Collection entries:
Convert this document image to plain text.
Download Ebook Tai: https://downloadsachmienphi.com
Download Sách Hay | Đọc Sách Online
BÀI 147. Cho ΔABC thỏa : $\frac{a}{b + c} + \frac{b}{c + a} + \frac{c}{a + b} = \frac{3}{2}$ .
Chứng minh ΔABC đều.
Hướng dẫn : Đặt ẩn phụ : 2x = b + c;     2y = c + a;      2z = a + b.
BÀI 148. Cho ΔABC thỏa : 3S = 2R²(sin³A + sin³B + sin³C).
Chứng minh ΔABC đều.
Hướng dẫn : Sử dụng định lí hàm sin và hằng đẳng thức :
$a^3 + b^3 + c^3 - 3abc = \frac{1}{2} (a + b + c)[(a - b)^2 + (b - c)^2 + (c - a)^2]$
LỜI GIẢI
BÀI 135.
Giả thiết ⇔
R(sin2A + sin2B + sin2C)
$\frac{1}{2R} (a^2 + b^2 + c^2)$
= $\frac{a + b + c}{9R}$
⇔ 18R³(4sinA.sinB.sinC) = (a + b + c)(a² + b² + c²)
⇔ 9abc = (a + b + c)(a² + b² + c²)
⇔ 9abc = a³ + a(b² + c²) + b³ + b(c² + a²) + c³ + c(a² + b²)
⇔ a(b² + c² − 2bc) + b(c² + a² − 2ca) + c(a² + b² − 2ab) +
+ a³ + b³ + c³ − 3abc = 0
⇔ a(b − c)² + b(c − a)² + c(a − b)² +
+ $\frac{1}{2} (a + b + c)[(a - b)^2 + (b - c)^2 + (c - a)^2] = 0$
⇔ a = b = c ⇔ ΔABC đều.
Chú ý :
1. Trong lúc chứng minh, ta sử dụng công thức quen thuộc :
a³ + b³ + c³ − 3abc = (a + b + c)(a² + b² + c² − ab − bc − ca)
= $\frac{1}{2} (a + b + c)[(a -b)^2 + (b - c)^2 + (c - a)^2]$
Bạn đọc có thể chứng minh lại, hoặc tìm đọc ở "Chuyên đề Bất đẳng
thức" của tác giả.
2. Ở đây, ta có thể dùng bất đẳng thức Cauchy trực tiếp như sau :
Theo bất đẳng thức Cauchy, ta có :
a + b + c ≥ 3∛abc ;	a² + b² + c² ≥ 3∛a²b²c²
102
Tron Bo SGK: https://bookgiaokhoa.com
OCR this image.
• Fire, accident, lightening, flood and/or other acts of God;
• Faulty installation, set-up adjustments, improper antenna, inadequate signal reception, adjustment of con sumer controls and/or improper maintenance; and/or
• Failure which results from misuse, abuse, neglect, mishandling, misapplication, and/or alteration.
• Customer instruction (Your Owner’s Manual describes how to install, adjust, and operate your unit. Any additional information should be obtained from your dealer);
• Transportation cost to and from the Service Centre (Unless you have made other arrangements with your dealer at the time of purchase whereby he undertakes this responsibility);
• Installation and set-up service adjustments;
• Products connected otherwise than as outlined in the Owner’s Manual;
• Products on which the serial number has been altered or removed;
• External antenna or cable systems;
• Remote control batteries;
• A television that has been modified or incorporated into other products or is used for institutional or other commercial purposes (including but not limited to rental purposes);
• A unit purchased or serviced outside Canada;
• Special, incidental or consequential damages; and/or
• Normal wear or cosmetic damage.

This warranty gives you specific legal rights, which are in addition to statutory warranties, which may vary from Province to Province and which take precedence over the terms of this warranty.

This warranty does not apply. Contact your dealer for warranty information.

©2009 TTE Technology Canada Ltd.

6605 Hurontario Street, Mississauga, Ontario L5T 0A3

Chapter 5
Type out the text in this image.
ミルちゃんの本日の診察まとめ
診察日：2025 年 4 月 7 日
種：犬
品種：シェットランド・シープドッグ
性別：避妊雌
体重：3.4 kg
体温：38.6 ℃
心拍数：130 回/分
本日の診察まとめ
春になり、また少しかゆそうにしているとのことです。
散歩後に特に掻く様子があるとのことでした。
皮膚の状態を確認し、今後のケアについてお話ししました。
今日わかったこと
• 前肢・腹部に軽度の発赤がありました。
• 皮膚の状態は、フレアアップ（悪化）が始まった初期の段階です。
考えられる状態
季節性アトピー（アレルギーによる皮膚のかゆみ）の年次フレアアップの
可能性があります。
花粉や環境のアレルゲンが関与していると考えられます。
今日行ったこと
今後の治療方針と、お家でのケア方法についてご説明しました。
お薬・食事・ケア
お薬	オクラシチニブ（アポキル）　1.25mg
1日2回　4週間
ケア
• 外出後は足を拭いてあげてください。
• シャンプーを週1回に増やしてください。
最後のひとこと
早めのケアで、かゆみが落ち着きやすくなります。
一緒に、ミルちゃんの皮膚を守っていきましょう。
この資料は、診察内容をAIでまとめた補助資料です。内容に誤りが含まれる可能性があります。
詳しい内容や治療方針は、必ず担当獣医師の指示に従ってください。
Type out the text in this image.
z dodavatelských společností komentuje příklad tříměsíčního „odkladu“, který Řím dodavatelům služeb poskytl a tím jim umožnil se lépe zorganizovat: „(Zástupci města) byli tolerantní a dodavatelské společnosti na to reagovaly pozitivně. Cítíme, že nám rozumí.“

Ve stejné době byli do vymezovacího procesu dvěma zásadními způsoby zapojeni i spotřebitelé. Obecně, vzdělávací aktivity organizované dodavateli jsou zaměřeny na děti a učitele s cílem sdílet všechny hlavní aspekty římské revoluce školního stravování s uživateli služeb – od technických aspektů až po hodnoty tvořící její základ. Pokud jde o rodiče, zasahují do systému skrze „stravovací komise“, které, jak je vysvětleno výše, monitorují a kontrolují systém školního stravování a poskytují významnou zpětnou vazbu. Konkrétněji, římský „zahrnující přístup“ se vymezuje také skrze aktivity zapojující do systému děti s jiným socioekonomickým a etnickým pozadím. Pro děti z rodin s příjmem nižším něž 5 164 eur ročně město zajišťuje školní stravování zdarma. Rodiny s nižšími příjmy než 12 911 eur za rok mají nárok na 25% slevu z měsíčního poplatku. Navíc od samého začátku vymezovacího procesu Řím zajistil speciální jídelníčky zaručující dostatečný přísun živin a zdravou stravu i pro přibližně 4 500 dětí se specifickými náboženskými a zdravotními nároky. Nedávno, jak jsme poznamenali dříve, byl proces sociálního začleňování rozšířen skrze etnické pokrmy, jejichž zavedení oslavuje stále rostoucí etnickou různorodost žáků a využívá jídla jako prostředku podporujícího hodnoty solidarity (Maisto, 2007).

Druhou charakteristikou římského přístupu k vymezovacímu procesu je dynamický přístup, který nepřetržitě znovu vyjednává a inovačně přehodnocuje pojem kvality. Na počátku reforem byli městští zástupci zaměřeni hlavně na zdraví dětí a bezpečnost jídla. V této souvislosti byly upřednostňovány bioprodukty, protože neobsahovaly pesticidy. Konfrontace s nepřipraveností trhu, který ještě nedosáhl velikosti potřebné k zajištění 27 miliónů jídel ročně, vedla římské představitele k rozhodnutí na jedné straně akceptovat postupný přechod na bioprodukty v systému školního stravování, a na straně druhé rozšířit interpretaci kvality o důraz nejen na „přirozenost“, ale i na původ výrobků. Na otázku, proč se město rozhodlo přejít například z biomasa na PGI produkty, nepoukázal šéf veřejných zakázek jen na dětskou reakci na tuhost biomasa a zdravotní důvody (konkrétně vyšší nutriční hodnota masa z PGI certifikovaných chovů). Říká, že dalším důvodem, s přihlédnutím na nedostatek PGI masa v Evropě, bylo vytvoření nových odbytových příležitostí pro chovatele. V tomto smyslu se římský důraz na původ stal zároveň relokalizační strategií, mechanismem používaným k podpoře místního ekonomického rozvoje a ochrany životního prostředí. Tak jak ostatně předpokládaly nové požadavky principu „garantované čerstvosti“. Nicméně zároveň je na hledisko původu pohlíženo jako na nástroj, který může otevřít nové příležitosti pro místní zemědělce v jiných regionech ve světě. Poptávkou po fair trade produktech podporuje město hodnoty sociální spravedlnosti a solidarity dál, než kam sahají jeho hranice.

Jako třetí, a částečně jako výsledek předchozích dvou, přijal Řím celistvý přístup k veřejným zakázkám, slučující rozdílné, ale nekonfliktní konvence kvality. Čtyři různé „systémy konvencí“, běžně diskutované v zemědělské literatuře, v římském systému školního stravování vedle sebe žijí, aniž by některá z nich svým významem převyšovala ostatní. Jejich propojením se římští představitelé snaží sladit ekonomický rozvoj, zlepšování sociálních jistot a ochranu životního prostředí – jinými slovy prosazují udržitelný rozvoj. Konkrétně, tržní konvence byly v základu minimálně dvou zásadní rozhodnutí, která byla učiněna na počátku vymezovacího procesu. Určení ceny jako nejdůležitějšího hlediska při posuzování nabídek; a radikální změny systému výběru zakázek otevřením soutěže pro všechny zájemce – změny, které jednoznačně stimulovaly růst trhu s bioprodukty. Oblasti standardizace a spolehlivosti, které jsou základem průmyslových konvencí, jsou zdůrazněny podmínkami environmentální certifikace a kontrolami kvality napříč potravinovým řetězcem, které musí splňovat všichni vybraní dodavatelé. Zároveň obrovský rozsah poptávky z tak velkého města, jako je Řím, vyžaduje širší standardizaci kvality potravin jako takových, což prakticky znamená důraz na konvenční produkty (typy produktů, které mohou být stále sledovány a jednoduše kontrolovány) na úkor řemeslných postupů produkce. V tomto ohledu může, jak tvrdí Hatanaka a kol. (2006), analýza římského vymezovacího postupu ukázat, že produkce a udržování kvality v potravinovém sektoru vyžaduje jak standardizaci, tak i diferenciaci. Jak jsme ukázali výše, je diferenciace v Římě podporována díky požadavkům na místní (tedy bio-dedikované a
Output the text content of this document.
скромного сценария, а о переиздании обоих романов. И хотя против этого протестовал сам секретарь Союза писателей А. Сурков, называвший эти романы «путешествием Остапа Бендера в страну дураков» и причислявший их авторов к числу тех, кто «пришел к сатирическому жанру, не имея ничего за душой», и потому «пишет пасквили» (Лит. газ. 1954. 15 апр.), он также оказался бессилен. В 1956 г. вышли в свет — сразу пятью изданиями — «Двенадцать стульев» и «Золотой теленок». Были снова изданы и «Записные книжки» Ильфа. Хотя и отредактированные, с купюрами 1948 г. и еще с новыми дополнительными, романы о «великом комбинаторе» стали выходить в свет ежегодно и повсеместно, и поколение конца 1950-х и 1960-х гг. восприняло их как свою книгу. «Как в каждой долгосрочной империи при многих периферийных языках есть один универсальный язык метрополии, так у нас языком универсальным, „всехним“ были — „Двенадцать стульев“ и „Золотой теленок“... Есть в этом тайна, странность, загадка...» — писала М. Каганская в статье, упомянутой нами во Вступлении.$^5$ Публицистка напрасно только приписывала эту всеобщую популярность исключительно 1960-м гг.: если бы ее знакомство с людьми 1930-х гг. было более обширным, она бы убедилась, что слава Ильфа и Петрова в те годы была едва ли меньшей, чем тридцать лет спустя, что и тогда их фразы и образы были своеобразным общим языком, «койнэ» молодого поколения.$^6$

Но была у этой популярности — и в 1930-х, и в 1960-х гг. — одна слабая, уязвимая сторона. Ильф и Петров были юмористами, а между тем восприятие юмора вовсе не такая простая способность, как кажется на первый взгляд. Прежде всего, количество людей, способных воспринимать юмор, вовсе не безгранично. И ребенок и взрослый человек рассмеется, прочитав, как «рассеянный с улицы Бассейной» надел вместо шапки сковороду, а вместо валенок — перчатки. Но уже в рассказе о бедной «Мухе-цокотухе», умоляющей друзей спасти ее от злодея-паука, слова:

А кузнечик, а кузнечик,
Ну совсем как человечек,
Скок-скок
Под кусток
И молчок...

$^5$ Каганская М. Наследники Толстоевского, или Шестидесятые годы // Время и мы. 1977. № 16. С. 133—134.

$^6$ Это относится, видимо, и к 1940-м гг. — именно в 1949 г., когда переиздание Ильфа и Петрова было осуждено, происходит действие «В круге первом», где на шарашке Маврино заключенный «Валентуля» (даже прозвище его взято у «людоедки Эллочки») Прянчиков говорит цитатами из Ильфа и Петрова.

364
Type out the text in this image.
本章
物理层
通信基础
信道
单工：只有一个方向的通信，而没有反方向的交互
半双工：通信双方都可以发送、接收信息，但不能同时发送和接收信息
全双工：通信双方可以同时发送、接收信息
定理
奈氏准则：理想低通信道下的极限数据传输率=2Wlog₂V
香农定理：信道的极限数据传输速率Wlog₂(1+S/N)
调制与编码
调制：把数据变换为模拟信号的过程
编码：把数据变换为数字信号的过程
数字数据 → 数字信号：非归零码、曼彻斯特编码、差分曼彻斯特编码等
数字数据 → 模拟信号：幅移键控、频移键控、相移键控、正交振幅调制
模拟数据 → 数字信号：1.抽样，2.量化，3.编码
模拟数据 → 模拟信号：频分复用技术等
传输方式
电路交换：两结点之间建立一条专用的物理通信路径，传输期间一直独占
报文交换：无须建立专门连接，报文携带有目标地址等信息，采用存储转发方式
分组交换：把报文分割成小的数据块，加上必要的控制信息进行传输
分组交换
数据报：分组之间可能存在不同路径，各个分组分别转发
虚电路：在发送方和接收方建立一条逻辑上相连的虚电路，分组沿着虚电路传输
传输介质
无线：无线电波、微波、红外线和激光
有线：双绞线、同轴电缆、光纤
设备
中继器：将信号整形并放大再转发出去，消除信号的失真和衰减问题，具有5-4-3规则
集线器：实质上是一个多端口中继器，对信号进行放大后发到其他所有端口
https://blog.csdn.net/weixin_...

_Required work:_
Pull out every line in the data above that has the word "Owner".

_Expected answer:_
• Customer instruction (Your Owner’s Manual describes how to install, adjust, and operate your unit. Any additional information should be obtained from your dealer);
• Products connected otherwise than as outlined in the Owner’s Manual;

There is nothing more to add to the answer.